[TASK]
Can you copy the records word for word, from the start up to and including the line with "colorbar-swatch (431, 501, 471, 519)"?

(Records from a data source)
[START]

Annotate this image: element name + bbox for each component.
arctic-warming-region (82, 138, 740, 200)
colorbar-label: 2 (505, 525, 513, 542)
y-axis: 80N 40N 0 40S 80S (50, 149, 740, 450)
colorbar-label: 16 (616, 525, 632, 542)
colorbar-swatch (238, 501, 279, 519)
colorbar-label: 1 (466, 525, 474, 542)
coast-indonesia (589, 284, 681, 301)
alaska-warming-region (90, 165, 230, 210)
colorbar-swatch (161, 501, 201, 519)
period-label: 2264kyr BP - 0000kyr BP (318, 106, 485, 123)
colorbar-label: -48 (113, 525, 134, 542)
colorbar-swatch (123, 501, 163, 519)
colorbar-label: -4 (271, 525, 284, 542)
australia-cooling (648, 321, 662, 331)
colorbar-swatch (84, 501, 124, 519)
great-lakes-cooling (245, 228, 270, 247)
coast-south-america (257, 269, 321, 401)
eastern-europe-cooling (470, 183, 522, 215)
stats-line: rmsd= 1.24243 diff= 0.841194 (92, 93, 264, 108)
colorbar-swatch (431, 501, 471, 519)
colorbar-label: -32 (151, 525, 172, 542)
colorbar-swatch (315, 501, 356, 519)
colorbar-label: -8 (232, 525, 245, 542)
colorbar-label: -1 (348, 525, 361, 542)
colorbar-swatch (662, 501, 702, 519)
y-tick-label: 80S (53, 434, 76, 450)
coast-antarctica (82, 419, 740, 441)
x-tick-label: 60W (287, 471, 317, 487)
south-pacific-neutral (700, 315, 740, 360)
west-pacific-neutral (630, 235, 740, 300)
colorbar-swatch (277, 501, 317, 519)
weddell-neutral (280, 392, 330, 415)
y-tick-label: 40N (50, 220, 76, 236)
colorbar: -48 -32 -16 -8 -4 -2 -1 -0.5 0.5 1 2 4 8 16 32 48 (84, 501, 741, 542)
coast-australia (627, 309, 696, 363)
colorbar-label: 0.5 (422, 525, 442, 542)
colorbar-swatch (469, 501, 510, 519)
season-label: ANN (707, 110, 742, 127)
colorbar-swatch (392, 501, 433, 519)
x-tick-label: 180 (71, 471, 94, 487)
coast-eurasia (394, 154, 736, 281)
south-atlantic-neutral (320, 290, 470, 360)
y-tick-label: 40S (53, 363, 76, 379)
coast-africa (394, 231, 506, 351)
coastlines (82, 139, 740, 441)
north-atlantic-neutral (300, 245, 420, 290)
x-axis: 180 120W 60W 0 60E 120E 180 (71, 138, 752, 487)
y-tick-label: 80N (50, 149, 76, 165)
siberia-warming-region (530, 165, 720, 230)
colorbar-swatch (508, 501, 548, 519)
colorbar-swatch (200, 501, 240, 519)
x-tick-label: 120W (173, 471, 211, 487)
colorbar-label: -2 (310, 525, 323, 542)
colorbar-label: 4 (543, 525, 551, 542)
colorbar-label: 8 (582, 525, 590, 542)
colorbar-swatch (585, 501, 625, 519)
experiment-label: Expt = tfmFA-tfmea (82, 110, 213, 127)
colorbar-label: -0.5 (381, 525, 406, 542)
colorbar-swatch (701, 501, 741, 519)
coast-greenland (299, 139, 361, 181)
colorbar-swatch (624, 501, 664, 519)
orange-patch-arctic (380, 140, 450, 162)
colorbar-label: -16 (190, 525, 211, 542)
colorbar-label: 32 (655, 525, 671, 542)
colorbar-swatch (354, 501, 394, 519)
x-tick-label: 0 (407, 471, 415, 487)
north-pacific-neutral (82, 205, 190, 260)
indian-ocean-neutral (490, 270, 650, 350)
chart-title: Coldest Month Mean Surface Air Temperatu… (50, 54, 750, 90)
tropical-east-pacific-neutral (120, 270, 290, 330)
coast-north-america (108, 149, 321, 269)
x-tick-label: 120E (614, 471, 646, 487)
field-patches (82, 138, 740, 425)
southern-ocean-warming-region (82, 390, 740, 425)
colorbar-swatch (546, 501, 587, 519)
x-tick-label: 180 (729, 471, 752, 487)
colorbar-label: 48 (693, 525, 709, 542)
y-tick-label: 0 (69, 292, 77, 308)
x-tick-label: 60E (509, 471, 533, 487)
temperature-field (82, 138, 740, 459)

[END]

[SOLUTION TO THIS TASK]
Annotate this image: element name + bbox for each component.
arctic-warming-region (82, 138, 740, 200)
colorbar-label: 2 (505, 525, 513, 542)
y-axis: 80N 40N 0 40S 80S (50, 149, 740, 450)
colorbar-label: 16 (616, 525, 632, 542)
colorbar-swatch (238, 501, 279, 519)
colorbar-label: 1 (466, 525, 474, 542)
coast-indonesia (589, 284, 681, 301)
alaska-warming-region (90, 165, 230, 210)
colorbar-swatch (161, 501, 201, 519)
period-label: 2264kyr BP - 0000kyr BP (318, 106, 485, 123)
colorbar-label: -48 (113, 525, 134, 542)
colorbar-swatch (123, 501, 163, 519)
colorbar-label: -4 (271, 525, 284, 542)
australia-cooling (648, 321, 662, 331)
colorbar-swatch (84, 501, 124, 519)
great-lakes-cooling (245, 228, 270, 247)
coast-south-america (257, 269, 321, 401)
eastern-europe-cooling (470, 183, 522, 215)
stats-line: rmsd= 1.24243 diff= 0.841194 (92, 93, 264, 108)
colorbar-swatch (431, 501, 471, 519)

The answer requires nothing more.